==== Stored data

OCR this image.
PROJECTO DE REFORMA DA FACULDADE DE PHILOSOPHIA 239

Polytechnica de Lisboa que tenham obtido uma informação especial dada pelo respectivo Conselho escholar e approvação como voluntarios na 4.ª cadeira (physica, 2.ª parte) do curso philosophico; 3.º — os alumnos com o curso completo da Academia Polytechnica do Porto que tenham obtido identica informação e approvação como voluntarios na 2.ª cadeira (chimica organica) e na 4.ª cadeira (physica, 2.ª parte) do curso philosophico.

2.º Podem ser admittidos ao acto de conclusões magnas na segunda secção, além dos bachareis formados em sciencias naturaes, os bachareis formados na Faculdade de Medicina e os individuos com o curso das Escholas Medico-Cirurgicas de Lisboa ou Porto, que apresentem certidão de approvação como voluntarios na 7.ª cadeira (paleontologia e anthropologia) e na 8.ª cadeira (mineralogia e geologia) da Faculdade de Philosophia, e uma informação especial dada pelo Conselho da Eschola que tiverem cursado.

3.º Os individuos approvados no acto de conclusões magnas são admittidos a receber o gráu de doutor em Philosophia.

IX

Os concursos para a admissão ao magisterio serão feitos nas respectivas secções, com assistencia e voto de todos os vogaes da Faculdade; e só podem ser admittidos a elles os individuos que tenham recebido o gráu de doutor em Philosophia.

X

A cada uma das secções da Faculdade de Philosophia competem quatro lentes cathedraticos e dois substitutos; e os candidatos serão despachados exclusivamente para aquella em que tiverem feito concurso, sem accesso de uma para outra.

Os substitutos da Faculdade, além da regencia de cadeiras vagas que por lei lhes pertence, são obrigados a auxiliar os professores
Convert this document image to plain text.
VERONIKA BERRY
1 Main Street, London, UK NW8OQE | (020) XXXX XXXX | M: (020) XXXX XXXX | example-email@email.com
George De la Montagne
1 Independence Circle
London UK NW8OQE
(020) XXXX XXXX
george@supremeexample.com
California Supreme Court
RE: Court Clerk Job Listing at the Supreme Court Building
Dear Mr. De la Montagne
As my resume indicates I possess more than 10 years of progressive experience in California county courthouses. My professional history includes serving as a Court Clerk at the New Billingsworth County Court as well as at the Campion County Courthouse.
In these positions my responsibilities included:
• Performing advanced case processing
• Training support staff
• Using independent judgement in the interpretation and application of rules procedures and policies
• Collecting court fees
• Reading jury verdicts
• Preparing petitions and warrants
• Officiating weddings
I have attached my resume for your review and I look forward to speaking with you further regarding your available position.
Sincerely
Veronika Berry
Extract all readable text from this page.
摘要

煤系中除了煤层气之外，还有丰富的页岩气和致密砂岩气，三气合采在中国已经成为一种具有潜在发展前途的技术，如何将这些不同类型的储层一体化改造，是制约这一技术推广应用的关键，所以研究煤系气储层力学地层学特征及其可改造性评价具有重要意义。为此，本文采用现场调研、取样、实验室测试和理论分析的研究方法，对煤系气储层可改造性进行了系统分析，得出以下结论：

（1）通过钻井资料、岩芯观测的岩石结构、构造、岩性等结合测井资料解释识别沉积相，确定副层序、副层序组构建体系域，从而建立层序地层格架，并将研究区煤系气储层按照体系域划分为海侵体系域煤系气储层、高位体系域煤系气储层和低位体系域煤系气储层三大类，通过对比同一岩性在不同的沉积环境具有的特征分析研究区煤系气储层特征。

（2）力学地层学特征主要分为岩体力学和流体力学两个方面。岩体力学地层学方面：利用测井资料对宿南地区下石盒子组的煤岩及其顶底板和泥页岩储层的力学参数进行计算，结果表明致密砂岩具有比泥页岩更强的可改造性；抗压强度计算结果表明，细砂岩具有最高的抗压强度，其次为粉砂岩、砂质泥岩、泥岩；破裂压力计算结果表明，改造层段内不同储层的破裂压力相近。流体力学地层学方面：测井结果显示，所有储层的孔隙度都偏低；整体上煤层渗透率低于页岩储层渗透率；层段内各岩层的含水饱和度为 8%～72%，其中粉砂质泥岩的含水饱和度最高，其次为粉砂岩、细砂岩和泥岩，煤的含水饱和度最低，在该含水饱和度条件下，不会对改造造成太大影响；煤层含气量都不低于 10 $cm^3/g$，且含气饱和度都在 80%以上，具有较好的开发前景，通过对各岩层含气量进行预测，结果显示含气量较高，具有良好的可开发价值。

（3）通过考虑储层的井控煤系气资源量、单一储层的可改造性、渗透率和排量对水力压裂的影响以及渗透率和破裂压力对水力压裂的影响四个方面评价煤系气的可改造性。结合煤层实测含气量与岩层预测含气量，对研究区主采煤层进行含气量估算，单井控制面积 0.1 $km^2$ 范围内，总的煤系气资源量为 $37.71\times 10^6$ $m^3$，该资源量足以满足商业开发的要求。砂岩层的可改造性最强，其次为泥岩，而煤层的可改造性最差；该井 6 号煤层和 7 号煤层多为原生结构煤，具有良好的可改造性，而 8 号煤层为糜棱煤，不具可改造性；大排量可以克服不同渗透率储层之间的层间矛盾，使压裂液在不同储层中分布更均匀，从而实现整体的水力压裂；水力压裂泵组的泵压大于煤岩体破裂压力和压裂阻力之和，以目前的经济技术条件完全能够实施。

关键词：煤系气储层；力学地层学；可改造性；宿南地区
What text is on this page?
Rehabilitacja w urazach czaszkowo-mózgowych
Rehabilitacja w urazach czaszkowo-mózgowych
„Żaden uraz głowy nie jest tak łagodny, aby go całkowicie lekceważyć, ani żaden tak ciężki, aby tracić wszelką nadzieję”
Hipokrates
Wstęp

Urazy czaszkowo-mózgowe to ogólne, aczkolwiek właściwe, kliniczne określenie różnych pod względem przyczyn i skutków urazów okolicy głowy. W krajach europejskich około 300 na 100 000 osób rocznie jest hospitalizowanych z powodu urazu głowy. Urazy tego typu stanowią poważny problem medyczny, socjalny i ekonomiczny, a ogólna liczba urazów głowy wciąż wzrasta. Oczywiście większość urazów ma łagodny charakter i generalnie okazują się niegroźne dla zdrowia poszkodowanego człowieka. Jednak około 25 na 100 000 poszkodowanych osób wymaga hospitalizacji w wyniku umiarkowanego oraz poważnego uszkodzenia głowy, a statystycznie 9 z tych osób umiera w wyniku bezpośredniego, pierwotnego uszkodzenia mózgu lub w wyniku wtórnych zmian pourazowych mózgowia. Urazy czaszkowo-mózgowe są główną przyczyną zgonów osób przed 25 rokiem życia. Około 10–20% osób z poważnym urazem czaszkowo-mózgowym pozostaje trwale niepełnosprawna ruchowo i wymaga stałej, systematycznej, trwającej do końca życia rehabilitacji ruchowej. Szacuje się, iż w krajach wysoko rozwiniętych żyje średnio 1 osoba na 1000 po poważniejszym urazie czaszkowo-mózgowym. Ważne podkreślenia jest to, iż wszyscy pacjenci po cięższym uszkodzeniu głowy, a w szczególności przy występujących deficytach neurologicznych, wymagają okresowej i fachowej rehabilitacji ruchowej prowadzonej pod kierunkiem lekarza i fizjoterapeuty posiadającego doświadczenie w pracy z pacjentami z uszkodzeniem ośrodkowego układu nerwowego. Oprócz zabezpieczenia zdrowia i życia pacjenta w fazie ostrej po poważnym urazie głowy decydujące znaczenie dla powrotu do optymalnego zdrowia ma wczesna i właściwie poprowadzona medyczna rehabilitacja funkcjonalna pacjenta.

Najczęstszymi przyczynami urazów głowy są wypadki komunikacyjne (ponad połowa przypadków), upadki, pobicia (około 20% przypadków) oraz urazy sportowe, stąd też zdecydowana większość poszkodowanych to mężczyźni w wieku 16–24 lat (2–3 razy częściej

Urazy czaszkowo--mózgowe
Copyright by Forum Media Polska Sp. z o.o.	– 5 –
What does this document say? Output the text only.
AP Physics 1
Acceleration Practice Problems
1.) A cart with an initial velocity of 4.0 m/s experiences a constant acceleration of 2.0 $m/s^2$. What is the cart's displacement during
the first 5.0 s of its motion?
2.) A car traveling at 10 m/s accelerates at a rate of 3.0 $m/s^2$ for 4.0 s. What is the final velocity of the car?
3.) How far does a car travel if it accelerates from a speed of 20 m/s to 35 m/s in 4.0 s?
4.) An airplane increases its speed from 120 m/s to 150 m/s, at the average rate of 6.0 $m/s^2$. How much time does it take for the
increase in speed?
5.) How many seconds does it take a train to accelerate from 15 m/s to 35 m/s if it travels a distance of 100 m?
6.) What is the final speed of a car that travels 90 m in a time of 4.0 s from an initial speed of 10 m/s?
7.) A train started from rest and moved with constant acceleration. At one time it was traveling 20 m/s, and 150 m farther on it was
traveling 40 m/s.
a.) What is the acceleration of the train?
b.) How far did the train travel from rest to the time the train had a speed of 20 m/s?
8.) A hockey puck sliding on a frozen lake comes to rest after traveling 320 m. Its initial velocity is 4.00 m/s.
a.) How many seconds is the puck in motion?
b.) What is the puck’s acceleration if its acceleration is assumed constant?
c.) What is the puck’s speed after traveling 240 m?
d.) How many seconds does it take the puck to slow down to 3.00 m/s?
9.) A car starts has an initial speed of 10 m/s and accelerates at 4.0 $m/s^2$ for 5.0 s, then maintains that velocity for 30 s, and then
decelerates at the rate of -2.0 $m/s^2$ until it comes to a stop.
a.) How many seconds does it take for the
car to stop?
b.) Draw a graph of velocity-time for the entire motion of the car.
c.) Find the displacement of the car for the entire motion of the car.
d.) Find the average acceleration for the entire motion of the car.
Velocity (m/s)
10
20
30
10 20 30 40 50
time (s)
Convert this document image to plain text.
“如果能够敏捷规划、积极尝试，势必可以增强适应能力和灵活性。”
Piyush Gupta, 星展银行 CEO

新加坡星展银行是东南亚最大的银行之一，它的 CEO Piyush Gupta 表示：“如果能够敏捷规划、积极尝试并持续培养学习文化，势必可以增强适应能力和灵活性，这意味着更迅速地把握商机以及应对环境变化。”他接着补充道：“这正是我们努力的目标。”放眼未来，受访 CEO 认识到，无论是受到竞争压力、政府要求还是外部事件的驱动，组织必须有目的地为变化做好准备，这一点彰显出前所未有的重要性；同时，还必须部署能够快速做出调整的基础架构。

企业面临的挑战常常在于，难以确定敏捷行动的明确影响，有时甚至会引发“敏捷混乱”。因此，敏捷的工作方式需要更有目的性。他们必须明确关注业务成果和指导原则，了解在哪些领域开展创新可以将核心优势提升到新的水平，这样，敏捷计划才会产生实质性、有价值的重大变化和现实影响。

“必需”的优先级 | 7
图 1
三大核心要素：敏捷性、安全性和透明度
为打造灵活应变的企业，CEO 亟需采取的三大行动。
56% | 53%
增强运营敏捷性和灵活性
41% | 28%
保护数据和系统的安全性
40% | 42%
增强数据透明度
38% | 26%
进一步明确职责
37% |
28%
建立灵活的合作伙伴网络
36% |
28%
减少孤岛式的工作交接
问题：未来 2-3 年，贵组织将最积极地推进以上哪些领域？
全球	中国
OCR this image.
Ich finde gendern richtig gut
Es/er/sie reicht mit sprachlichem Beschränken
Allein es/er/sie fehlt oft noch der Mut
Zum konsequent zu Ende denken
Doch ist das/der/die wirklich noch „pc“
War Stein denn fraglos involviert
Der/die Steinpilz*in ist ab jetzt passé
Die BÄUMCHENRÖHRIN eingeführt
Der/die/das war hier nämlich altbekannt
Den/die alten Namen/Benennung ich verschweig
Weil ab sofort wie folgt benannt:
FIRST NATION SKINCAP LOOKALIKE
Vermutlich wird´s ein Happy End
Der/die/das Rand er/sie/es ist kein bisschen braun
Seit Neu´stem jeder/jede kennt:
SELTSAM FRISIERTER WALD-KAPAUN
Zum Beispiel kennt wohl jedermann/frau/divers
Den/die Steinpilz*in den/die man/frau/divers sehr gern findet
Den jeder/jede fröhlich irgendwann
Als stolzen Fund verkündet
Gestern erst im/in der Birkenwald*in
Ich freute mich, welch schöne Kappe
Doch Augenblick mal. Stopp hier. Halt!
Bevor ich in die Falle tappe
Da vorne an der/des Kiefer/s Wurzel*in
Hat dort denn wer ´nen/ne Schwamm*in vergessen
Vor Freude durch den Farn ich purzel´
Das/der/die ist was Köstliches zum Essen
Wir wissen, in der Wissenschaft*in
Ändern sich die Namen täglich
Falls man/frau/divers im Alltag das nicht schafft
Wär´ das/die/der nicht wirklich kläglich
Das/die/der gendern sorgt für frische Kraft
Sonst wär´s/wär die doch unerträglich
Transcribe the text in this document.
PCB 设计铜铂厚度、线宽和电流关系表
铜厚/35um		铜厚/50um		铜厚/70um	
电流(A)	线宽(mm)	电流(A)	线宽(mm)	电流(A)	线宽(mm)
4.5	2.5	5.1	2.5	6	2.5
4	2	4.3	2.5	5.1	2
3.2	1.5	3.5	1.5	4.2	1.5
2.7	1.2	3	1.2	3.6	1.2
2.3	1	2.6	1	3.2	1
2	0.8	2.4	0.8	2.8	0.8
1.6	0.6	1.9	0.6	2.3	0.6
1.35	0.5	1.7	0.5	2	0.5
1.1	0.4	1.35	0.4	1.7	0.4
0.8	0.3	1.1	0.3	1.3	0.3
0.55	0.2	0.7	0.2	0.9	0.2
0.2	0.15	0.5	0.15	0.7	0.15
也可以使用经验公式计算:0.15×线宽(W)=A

========

→ **Short problem**: Begin at the line containing "Transcribe the text in this document." and reproduce each line through the end of the records above.

→ **Answer to this exercise**:
Transcribe the text in this document.
PCB 设计铜铂厚度、线宽和电流关系表
铜厚/35um		铜厚/50um		铜厚/70um	
电流(A)	线宽(mm)	电流(A)	线宽(mm)	电流(A)	线宽(mm)
4.5	2.5	5.1	2.5	6	2.5
4	2	4.3	2.5	5.1	2
3.2	1.5	3.5	1.5	4.2	1.5
2.7	1.2	3	1.2	3.6	1.2
2.3	1	2.6	1	3.2	1
2	0.8	2.4	0.8	2.8	0.8
1.6	0.6	1.9	0.6	2.3	0.6
1.35	0.5	1.7	0.5	2	0.5
1.1	0.4	1.35	0.4	1.7	0.4
0.8	0.3	1.1	0.3	1.3	0.3
0.55	0.2	0.7	0.2	0.9	0.2
0.2	0.15	0.5	0.15	0.7	0.15
也可以使用经验公式计算:0.15×线宽(W)=A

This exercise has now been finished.